Problem to work on |
Check each line of the entries below for the string "снижение"; copy every line where it appears.

[Data excerpts]
* BEGIN *

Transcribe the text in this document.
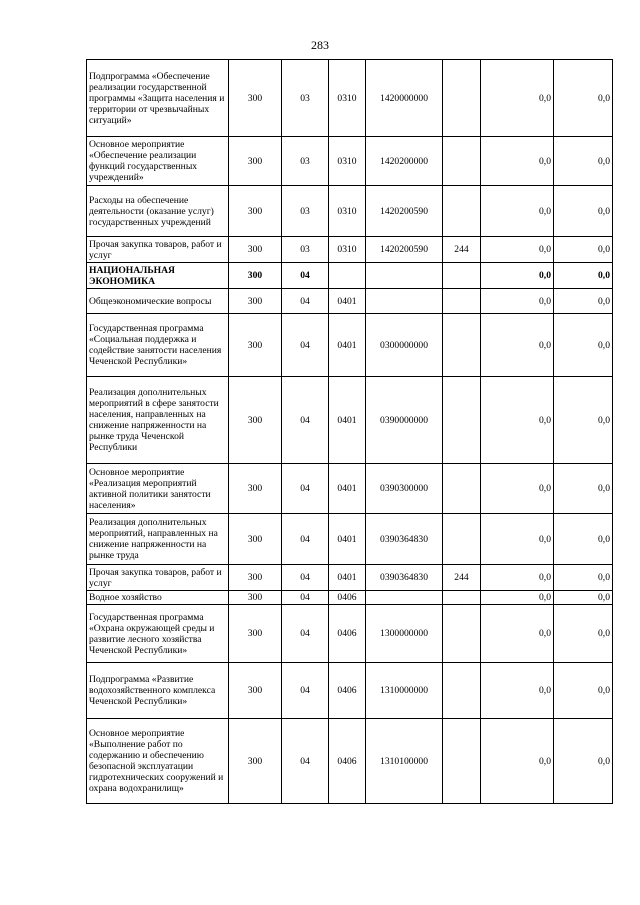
283
Подпрограмма «Обеспечение реализации государственной программы «Защита населения и территории от чрезвычайных ситуаций»	300	03	0310	1420000000		0,0	0,0
Основное мероприятие «Обеспечение реализации функций государственных учреждений»	300	03	0310	1420200000		0,0	0,0
Расходы на обеспечение деятельности (оказание услуг) государственных учреждений	300	03	0310	1420200590		0,0	0,0
Прочая закупка товаров, работ и услуг	300	03	0310	1420200590	244	0,0	0,0
НАЦИОНАЛЬНАЯ ЭКОНОМИКА	300	04				0,0	0,0
Общеэкономические вопросы	300	04	0401			0,0	0,0
Государственная программа «Социальная поддержка и содействие занятости населения Чеченской Республики»	300	04	0401	0300000000		0,0	0,0
Реализация дополнительных мероприятий в сфере занятости населения, направленных на снижение напряженности на рынке труда Чеченской Республики	300	04	0401	0390000000		0,0	0,0
Основное мероприятие «Реализация мероприятий активной политики занятости населения»	300	04	0401	0390300000		0,0	0,0
Реализация дополнительных мероприятий, направленных на снижение напряженности на рынке труда	300	04	0401	0390364830		0,0	0,0
Прочая закупка товаров, работ и услуг	300	04	0401	0390364830	244	0,0	0,0
Водное хозяйство	300	04	0406			0,0	0,0
Государственная программа «Охрана окружающей среды и развитие лесного хозяйства Чеченской Республики»	300	04	0406	1300000000		0,0	0,0
Подпрограмма «Развитие водохозяйственного комплекса Чеченской Республики»	300	04	0406	1310000000		0,0	0,0
Основное мероприятие «Выполнение работ по содержанию и обеспечению безопасной эксплуатации гидротехнических сооружений и охрана водохранилищ»	300	04	0406	1310100000		0,0	0,0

* END *

Output for this exercise |
Реализация дополнительных мероприятий в сфере занятости населения, направленных на снижение напряженности на рынке труда Чеченской Республики	300	04	0401	0390000000		0,0	0,0
Реализация дополнительных мероприятий, направленных на снижение напряженности на рынке труда	300	04	0401	0390364830		0,0	0,0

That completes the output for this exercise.